**TASK INSTRUCTIONS**
For the entries that follow, tally the lines holding the string "extra". Give the total and nothing else.

Start MATERIAL SHOWN

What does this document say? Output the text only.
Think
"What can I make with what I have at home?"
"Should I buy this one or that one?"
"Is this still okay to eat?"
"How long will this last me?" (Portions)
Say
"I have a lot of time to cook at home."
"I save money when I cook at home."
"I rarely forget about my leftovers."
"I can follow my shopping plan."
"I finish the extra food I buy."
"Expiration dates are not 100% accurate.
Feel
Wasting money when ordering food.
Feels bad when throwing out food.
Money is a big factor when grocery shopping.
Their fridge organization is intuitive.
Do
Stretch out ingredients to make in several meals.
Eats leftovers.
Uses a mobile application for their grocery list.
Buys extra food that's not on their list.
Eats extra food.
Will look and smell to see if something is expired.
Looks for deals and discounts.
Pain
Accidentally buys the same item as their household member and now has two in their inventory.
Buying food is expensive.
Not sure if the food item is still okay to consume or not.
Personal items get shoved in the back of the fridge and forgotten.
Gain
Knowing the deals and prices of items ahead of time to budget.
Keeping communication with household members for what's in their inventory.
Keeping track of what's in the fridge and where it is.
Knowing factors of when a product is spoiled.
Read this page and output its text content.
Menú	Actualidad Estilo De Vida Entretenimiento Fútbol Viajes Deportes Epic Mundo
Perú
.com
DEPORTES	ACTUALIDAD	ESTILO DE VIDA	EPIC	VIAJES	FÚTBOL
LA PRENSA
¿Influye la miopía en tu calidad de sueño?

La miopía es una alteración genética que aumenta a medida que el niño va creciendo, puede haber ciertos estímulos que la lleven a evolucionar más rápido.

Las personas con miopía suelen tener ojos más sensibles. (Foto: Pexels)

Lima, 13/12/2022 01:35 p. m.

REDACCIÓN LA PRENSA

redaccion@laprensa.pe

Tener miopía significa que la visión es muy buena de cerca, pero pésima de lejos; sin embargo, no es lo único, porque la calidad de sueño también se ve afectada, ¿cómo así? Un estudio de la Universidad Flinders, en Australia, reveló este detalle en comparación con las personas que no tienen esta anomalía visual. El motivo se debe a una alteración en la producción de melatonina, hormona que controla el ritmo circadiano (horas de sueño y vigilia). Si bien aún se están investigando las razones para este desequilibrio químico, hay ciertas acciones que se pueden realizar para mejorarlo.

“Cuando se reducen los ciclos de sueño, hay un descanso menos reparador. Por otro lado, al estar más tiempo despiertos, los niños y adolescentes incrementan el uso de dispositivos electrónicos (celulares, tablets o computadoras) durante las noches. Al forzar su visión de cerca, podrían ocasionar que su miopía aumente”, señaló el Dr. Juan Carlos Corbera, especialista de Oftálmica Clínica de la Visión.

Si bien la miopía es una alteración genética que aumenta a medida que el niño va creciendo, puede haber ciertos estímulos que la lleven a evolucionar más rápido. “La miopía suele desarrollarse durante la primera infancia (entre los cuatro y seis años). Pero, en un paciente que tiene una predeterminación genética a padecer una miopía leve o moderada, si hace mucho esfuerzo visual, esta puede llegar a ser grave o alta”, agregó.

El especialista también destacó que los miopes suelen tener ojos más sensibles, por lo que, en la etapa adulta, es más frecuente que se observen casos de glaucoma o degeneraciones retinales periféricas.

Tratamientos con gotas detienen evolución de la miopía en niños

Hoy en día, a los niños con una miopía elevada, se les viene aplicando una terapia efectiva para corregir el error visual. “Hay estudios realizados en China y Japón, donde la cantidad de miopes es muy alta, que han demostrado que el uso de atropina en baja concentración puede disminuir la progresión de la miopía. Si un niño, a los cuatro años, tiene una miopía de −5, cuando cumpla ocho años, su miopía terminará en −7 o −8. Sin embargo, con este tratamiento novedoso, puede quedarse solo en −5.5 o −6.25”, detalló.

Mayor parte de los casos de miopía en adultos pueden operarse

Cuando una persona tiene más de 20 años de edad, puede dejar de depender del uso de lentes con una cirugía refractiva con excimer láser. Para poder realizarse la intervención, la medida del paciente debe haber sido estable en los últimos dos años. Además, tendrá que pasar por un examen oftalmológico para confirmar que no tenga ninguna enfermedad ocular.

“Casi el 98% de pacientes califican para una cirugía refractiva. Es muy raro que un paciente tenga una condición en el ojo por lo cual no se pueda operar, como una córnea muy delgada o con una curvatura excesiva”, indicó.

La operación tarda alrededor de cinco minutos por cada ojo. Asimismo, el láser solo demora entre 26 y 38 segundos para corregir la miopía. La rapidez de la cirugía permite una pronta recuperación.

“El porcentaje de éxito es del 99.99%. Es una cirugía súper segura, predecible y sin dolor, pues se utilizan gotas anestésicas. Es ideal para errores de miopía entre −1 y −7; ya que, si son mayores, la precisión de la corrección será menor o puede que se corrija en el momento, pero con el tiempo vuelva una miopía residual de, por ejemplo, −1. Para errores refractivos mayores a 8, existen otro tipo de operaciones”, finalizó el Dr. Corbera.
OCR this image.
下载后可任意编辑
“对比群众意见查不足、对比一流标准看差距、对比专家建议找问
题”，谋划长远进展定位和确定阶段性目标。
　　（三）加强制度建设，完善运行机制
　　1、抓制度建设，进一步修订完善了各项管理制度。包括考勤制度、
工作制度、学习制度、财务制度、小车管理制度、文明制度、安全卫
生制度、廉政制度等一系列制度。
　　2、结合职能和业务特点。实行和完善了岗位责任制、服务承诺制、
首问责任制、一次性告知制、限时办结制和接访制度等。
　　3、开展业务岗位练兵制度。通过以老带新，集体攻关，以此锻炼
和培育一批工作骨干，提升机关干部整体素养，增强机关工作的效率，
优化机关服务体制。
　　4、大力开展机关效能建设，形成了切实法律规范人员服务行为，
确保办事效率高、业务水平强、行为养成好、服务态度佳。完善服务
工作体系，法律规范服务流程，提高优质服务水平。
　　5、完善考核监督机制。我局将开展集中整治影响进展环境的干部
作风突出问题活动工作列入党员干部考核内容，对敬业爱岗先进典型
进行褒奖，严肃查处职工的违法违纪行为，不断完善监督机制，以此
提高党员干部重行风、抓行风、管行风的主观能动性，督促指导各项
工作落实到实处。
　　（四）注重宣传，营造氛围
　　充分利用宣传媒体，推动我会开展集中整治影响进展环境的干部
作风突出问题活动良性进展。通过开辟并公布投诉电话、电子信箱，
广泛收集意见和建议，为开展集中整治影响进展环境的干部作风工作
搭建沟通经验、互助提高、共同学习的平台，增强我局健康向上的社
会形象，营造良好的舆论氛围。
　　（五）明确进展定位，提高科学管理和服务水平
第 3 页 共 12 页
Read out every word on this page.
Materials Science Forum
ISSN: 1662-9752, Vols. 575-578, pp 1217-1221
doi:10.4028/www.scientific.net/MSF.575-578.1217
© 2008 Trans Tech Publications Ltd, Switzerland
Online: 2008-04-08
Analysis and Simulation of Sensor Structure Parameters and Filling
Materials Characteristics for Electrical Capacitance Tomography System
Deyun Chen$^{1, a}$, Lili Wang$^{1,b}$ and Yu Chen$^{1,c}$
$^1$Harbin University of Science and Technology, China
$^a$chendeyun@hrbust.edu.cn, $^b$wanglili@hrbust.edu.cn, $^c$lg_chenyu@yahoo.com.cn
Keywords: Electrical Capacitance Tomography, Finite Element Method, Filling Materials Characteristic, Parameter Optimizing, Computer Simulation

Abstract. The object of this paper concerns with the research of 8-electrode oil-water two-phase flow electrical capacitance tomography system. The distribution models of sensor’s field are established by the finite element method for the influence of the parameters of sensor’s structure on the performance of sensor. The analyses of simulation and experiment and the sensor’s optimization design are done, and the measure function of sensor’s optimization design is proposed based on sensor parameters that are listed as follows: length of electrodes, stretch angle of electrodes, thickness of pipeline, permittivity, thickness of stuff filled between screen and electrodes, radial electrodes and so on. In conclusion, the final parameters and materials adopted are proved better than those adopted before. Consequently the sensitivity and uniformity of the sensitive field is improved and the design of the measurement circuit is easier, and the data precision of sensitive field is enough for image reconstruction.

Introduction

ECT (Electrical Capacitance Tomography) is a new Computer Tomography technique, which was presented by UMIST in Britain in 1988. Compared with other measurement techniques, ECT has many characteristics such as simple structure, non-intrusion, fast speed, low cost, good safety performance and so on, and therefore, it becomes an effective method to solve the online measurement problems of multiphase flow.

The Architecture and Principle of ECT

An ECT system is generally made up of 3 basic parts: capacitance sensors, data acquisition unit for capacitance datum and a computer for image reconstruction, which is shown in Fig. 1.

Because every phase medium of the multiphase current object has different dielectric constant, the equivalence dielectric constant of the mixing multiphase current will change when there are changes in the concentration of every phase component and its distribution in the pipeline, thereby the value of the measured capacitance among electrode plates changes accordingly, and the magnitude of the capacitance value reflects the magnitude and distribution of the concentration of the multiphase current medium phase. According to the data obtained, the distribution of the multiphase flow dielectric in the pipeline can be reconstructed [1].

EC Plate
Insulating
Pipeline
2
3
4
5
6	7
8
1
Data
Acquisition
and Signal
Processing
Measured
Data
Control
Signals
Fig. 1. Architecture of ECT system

End MATERIAL SHOWN

**THE RESPONSE**
3